Figure content listings
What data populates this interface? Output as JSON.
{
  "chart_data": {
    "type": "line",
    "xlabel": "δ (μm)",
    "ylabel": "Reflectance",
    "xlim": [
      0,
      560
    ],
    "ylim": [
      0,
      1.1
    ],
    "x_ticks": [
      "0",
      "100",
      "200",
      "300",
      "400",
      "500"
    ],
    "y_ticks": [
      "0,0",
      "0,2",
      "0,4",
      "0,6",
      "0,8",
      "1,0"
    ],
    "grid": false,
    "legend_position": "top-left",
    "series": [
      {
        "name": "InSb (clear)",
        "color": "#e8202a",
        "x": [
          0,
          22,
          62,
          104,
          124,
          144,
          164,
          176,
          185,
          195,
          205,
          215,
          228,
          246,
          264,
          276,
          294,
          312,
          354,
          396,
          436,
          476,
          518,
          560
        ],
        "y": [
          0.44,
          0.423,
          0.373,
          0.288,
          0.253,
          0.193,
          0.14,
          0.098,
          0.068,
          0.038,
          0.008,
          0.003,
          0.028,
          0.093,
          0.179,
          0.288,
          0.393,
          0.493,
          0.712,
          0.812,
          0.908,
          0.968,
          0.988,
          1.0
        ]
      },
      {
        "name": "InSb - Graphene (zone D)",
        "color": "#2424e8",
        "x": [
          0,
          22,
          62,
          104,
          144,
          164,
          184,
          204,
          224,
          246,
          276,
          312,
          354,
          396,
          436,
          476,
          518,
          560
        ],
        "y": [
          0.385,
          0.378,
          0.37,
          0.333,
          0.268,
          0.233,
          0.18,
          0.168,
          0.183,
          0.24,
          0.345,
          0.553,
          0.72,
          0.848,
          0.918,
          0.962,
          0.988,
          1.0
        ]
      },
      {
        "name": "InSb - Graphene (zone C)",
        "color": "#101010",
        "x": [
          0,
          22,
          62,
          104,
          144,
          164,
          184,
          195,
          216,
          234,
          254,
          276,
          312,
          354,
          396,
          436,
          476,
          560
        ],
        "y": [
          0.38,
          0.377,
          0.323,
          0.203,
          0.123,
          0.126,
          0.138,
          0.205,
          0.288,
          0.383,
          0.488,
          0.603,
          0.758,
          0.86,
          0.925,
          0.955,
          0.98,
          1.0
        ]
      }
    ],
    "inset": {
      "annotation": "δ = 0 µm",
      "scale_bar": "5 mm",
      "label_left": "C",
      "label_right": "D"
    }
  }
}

* _Work instructions_:
Select the lines from the entries that include the word "name".

* _Output of the exercise_:
        "name": "InSb (clear)",
        "name": "InSb - Graphene (zone D)",
        "name": "InSb - Graphene (zone C)",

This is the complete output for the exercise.